▶ What you have to do: Within the listing below, locate all lines containing the word "Świdnicka". Copy each one.

═══ Input ═══

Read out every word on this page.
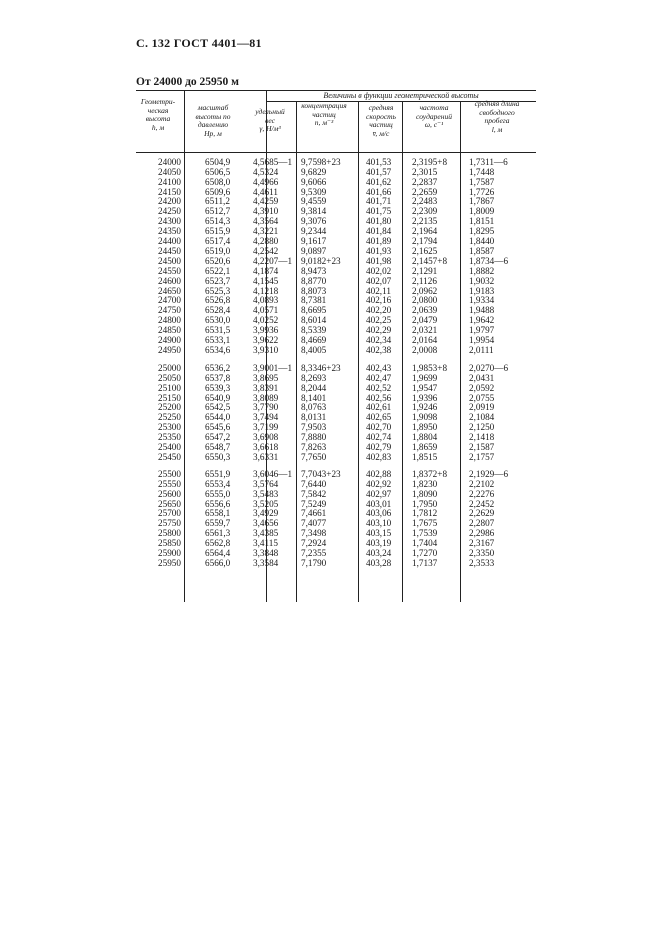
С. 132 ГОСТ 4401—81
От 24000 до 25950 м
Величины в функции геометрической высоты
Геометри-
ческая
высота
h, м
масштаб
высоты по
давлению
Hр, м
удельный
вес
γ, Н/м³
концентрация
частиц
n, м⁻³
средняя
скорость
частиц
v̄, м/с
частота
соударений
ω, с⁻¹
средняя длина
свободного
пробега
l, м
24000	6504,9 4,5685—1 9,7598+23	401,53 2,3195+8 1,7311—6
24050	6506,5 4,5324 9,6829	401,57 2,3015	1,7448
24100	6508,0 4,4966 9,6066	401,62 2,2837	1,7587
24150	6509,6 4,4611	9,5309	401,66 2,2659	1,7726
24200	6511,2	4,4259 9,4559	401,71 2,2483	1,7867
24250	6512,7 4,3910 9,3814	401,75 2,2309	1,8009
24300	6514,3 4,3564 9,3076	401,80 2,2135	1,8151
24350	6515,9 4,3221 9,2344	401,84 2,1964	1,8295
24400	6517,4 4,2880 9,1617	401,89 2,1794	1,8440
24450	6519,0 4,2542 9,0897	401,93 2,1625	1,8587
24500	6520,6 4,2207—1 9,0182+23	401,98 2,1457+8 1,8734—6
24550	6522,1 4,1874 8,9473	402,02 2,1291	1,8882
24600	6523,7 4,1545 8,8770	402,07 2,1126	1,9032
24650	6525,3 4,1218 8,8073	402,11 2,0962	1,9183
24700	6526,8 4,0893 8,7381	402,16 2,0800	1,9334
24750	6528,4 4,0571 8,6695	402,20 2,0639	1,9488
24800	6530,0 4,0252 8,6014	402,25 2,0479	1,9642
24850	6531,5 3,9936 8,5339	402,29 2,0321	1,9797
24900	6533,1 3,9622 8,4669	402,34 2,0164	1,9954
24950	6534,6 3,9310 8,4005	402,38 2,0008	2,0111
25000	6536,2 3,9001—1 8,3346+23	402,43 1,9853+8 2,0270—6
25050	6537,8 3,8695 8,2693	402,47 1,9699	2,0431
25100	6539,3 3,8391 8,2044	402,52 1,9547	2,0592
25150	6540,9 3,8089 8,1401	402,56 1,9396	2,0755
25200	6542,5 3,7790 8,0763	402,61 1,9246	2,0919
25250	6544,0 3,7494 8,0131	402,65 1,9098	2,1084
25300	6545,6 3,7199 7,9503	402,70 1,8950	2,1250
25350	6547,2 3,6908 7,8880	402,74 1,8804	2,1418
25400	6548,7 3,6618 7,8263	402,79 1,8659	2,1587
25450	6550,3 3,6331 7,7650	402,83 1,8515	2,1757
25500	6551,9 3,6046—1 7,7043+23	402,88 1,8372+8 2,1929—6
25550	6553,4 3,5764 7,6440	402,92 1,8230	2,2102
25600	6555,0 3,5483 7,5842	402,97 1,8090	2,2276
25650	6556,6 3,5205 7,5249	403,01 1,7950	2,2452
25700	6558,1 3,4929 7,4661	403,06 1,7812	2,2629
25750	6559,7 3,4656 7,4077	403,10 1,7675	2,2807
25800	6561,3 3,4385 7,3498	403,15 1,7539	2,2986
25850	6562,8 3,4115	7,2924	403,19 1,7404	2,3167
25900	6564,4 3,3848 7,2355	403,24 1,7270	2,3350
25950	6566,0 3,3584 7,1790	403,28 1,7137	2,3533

═══
═══ Input ═══

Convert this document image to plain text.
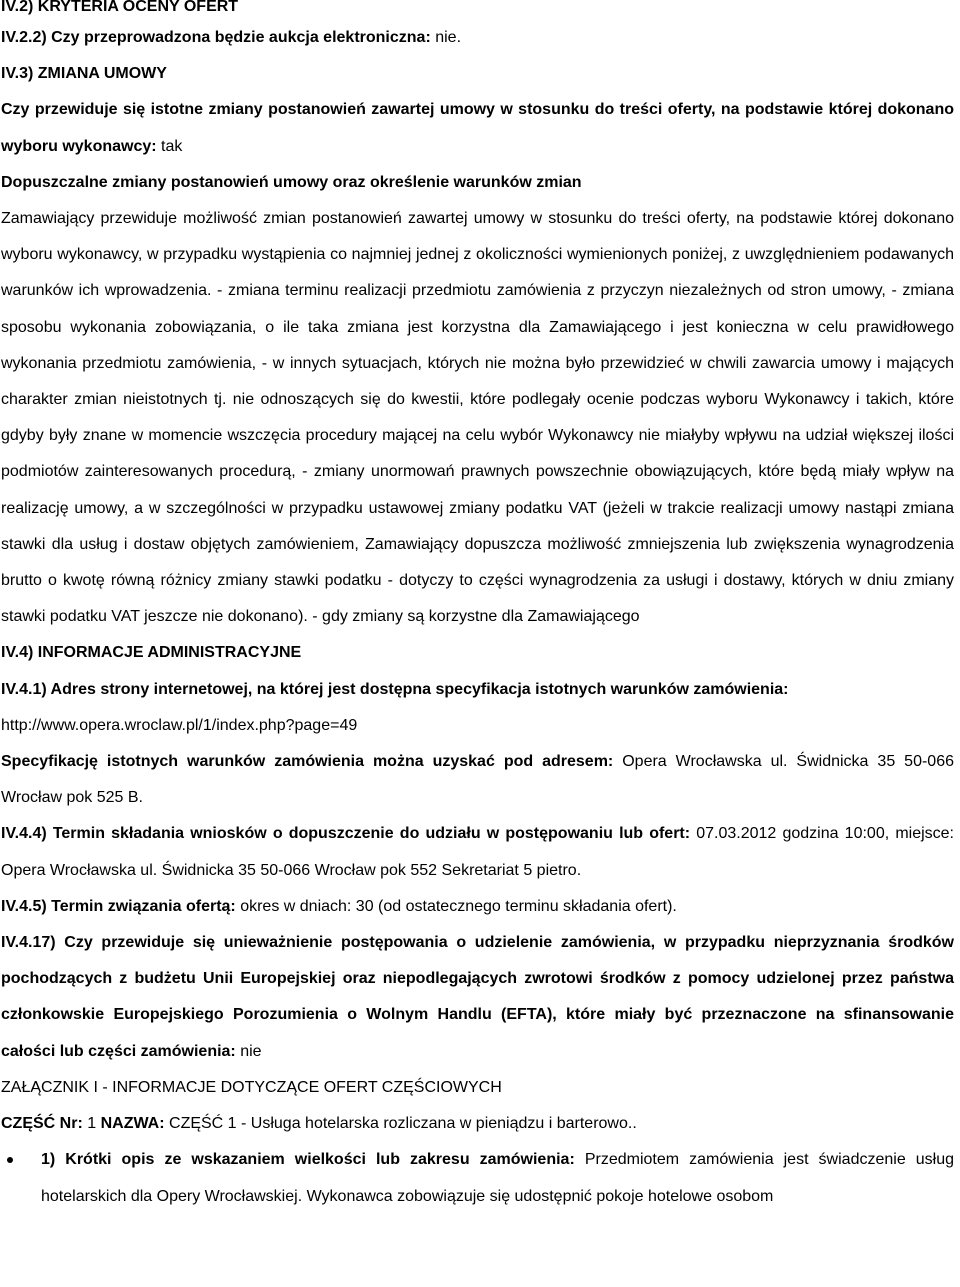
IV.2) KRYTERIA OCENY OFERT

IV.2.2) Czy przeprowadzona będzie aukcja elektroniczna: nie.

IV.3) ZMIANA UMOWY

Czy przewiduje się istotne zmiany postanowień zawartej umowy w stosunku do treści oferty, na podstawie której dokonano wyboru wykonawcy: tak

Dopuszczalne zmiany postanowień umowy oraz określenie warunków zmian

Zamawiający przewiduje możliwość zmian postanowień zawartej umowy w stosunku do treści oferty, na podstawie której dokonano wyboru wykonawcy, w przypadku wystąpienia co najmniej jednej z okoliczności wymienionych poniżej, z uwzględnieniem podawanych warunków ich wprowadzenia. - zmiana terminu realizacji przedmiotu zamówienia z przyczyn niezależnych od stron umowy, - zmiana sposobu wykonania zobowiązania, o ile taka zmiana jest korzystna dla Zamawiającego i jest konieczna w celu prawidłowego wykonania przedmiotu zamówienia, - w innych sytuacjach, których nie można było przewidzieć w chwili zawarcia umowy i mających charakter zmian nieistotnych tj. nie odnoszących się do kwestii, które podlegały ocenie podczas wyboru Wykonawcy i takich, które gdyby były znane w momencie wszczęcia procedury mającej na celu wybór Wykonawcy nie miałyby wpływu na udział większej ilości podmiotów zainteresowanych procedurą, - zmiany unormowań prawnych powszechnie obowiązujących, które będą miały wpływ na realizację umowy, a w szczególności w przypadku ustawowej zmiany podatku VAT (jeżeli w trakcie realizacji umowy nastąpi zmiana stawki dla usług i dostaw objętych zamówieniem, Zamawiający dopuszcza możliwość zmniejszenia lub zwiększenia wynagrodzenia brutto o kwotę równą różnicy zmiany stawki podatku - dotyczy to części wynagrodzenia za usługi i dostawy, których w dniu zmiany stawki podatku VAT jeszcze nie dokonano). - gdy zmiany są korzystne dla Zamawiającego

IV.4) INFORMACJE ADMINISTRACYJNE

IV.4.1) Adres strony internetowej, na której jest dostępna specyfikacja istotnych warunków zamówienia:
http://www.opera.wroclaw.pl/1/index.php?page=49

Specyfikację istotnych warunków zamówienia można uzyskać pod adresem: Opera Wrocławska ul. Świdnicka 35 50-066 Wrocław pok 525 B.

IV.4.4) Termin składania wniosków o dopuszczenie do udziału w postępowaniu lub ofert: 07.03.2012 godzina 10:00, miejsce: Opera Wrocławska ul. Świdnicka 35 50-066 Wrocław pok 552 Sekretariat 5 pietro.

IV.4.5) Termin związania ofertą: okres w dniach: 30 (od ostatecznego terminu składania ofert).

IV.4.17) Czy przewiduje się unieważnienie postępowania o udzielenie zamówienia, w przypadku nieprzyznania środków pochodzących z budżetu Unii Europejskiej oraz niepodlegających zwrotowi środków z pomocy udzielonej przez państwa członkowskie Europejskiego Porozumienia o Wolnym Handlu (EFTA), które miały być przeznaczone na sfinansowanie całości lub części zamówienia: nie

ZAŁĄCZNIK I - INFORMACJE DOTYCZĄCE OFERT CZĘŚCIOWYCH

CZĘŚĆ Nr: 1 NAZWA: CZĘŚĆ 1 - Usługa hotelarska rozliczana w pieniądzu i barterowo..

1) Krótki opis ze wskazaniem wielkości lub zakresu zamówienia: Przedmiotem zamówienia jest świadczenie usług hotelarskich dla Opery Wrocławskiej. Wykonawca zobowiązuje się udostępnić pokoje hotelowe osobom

═══

▶ Output for this exercise:
Specyfikację istotnych warunków zamówienia można uzyskać pod adresem: Opera Wrocławska ul. Świdnicka 35 50-066 Wrocław pok 525 B.
IV.4.4) Termin składania wniosków o dopuszczenie do udziału w postępowaniu lub ofert: 07.03.2012 godzina 10:00, miejsce: Opera Wrocławska ul. Świdnicka 35 50-066 Wrocław pok 552 Sekretariat 5 pietro.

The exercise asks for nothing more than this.